▶ **PROBLEM DETAILS**: An identical reprint of the entire listing below is expected.

▶ **DATASET RECORDS**:

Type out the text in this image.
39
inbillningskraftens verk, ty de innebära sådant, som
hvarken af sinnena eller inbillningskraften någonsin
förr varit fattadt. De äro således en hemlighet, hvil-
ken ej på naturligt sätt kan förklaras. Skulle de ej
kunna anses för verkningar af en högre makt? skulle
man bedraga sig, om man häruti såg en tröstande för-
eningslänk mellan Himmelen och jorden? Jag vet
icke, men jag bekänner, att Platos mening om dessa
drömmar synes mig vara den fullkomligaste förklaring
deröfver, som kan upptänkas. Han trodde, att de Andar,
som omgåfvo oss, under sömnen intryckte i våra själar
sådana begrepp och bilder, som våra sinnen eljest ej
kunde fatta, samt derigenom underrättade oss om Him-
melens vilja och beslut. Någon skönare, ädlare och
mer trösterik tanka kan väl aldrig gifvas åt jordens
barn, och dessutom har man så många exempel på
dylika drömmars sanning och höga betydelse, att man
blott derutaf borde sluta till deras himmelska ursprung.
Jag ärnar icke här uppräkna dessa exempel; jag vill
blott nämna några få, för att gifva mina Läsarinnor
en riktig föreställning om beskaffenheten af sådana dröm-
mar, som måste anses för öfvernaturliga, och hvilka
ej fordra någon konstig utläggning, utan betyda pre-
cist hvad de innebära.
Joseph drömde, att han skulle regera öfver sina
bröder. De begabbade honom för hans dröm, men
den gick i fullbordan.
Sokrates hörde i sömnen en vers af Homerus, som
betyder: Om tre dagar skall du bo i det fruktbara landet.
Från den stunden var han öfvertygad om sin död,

▶ **RESPONSE**:
Type out the text in this image.
39
inbillningskraftens verk, ty de innebära sådant, som
hvarken af sinnena eller inbillningskraften någonsin
förr varit fattadt. De äro således en hemlighet, hvil-
ken ej på naturligt sätt kan förklaras. Skulle de ej
kunna anses för verkningar af en högre makt? skulle
man bedraga sig, om man häruti såg en tröstande för-
eningslänk mellan Himmelen och jorden? Jag vet
icke, men jag bekänner, att Platos mening om dessa
drömmar synes mig vara den fullkomligaste förklaring
deröfver, som kan upptänkas. Han trodde, att de Andar,
som omgåfvo oss, under sömnen intryckte i våra själar
sådana begrepp och bilder, som våra sinnen eljest ej
kunde fatta, samt derigenom underrättade oss om Him-
melens vilja och beslut. Någon skönare, ädlare och
mer trösterik tanka kan väl aldrig gifvas åt jordens
barn, och dessutom har man så många exempel på
dylika drömmars sanning och höga betydelse, att man
blott derutaf borde sluta till deras himmelska ursprung.
Jag ärnar icke här uppräkna dessa exempel; jag vill
blott nämna några få, för att gifva mina Läsarinnor
en riktig föreställning om beskaffenheten af sådana dröm-
mar, som måste anses för öfvernaturliga, och hvilka
ej fordra någon konstig utläggning, utan betyda pre-
cist hvad de innebära.
Joseph drömde, att han skulle regera öfver sina
bröder. De begabbade honom för hans dröm, men
den gick i fullbordan.
Sokrates hörde i sömnen en vers af Homerus, som
betyder: Om tre dagar skall du bo i det fruktbara landet.
Från den stunden var han öfvertygad om sin död,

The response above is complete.